# [Requirement]
Images embedded in the records are excluded; print everything else exactly as given.

BEGIN

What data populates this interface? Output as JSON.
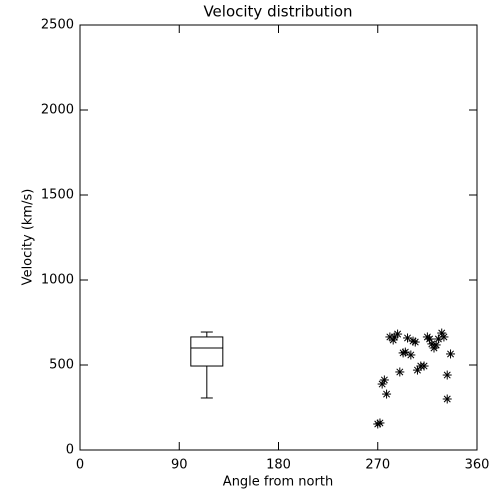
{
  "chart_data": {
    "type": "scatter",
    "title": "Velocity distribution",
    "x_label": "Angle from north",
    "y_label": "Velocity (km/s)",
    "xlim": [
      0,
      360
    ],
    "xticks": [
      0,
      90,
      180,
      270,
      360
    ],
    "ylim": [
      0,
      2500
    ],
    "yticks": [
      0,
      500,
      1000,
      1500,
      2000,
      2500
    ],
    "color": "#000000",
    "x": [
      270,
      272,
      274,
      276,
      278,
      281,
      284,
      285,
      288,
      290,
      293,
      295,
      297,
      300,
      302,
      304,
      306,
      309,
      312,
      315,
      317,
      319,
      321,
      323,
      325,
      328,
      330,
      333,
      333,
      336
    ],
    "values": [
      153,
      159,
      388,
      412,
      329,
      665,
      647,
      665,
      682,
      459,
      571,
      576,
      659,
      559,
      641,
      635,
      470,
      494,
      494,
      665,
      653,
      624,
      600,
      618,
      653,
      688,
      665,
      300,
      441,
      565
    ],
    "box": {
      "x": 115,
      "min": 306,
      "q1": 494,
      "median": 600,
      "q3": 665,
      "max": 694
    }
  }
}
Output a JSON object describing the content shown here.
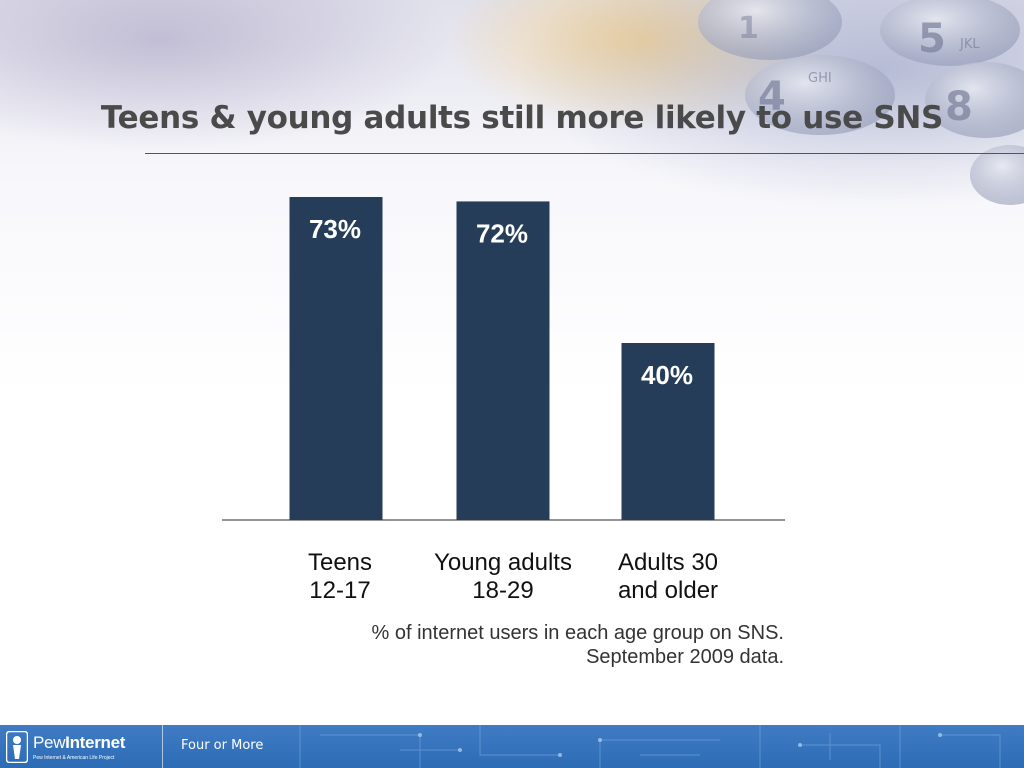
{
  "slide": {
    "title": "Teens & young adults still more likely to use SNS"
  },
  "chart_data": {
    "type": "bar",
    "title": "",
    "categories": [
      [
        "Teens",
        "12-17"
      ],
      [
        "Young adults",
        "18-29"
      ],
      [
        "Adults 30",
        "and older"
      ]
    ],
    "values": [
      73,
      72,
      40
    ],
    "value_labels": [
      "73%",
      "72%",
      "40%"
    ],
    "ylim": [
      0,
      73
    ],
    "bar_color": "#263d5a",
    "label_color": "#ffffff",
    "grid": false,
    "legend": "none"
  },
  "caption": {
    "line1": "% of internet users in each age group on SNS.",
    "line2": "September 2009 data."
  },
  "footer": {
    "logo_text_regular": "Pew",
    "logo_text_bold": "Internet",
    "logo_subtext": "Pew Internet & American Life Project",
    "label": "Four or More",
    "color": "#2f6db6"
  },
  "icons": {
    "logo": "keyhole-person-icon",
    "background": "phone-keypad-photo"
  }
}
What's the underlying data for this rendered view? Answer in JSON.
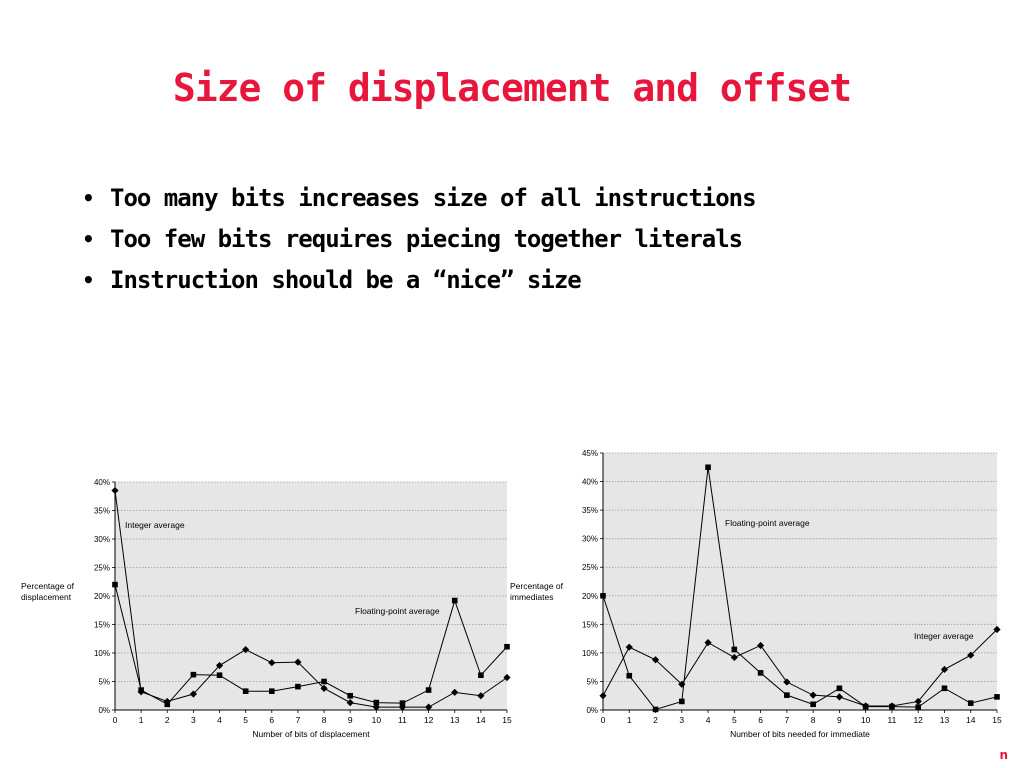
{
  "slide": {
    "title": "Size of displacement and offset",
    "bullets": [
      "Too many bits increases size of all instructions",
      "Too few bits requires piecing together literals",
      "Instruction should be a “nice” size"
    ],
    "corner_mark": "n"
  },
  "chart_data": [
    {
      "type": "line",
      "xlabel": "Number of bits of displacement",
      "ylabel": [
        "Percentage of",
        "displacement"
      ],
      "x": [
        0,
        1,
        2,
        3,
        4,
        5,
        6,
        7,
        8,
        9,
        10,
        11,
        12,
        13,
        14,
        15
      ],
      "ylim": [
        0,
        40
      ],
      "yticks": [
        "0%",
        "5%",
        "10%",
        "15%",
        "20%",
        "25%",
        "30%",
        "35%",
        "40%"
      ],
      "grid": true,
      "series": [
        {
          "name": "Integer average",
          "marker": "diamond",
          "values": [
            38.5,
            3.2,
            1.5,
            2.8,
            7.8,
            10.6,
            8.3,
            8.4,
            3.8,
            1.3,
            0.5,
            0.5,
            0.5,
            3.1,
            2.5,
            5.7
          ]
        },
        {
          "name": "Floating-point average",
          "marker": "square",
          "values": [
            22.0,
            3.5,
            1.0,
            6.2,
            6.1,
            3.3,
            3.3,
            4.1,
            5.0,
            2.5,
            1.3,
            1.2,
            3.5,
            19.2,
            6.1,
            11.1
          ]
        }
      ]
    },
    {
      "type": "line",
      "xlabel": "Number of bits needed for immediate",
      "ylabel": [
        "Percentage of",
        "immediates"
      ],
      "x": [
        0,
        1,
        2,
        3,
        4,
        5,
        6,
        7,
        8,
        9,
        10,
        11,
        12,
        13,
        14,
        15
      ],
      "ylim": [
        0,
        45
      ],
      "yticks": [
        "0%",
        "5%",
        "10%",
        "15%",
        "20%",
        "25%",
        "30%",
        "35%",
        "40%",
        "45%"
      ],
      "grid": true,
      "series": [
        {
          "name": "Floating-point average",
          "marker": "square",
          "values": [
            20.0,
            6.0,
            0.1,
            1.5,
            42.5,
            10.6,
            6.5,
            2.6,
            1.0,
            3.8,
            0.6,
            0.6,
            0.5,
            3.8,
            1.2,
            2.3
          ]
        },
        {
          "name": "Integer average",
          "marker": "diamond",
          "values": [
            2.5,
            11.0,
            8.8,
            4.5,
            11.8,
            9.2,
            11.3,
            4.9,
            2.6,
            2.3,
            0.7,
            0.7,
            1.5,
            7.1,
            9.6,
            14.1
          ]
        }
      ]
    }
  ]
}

END

# [Task response]
What data populates this interface? Output as JSON.
{
  "chart_data": {
    "type": "scatter",
    "title": "Velocity distribution",
    "x_label": "Angle from north",
    "y_label": "Velocity (km/s)",
    "xlim": [
      0,
      360
    ],
    "xticks": [
      0,
      90,
      180,
      270,
      360
    ],
    "ylim": [
      0,
      2500
    ],
    "yticks": [
      0,
      500,
      1000,
      1500,
      2000,
      2500
    ],
    "color": "#000000",
    "x": [
      270,
      272,
      274,
      276,
      278,
      281,
      284,
      285,
      288,
      290,
      293,
      295,
      297,
      300,
      302,
      304,
      306,
      309,
      312,
      315,
      317,
      319,
      321,
      323,
      325,
      328,
      330,
      333,
      333,
      336
    ],
    "values": [
      153,
      159,
      388,
      412,
      329,
      665,
      647,
      665,
      682,
      459,
      571,
      576,
      659,
      559,
      641,
      635,
      470,
      494,
      494,
      665,
      653,
      624,
      600,
      618,
      653,
      688,
      665,
      300,
      441,
      565
    ],
    "box": {
      "x": 115,
      "min": 306,
      "q1": 494,
      "median": 600,
      "q3": 665,
      "max": 694
    }
  }
}
Output a JSON object describing the content shown here.
{
  "slide": {
    "title": "Teens & young adults still more likely to use SNS"
  },
  "chart_data": {
    "type": "bar",
    "title": "",
    "categories": [
      [
        "Teens",
        "12-17"
      ],
      [
        "Young adults",
        "18-29"
      ],
      [
        "Adults 30",
        "and older"
      ]
    ],
    "values": [
      73,
      72,
      40
    ],
    "value_labels": [
      "73%",
      "72%",
      "40%"
    ],
    "ylim": [
      0,
      73
    ],
    "bar_color": "#263d5a",
    "label_color": "#ffffff",
    "grid": false,
    "legend": "none"
  },
  "caption": {
    "line1": "% of internet users in each age group on SNS.",
    "line2": "September 2009 data."
  },
  "footer": {
    "logo_text_regular": "Pew",
    "logo_text_bold": "Internet",
    "logo_subtext": "Pew Internet & American Life Project",
    "label": "Four or More",
    "color": "#2f6db6"
  },
  "icons": {
    "logo": "keyhole-person-icon",
    "background": "phone-keypad-photo"
  }
}
What's the underlying data for this rendered view? Answer in JSON.
{
  "slide": {
    "title": "Size of displacement and offset",
    "bullets": [
      "Too many bits increases size of all instructions",
      "Too few bits requires piecing together literals",
      "Instruction should be a “nice” size"
    ],
    "corner_mark": "n"
  },
  "chart_data": [
    {
      "type": "line",
      "xlabel": "Number of bits of displacement",
      "ylabel": [
        "Percentage of",
        "displacement"
      ],
      "x": [
        0,
        1,
        2,
        3,
        4,
        5,
        6,
        7,
        8,
        9,
        10,
        11,
        12,
        13,
        14,
        15
      ],
      "ylim": [
        0,
        40
      ],
      "yticks": [
        "0%",
        "5%",
        "10%",
        "15%",
        "20%",
        "25%",
        "30%",
        "35%",
        "40%"
      ],
      "grid": true,
      "series": [
        {
          "name": "Integer average",
          "marker": "diamond",
          "values": [
            38.5,
            3.2,
            1.5,
            2.8,
            7.8,
            10.6,
            8.3,
            8.4,
            3.8,
            1.3,
            0.5,
            0.5,
            0.5,
            3.1,
            2.5,
            5.7
          ]
        },
        {
          "name": "Floating-point average",
          "marker": "square",
          "values": [
            22.0,
            3.5,
            1.0,
            6.2,
            6.1,
            3.3,
            3.3,
            4.1,
            5.0,
            2.5,
            1.3,
            1.2,
            3.5,
            19.2,
            6.1,
            11.1
          ]
        }
      ]
    },
    {
      "type": "line",
      "xlabel": "Number of bits needed for immediate",
      "ylabel": [
        "Percentage of",
        "immediates"
      ],
      "x": [
        0,
        1,
        2,
        3,
        4,
        5,
        6,
        7,
        8,
        9,
        10,
        11,
        12,
        13,
        14,
        15
      ],
      "ylim": [
        0,
        45
      ],
      "yticks": [
        "0%",
        "5%",
        "10%",
        "15%",
        "20%",
        "25%",
        "30%",
        "35%",
        "40%",
        "45%"
      ],
      "grid": true,
      "series": [
        {
          "name": "Floating-point average",
          "marker": "square",
          "values": [
            20.0,
            6.0,
            0.1,
            1.5,
            42.5,
            10.6,
            6.5,
            2.6,
            1.0,
            3.8,
            0.6,
            0.6,
            0.5,
            3.8,
            1.2,
            2.3
          ]
        },
        {
          "name": "Integer average",
          "marker": "diamond",
          "values": [
            2.5,
            11.0,
            8.8,
            4.5,
            11.8,
            9.2,
            11.3,
            4.9,
            2.6,
            2.3,
            0.7,
            0.7,
            1.5,
            7.1,
            9.6,
            14.1
          ]
        }
      ]
    }
  ]
}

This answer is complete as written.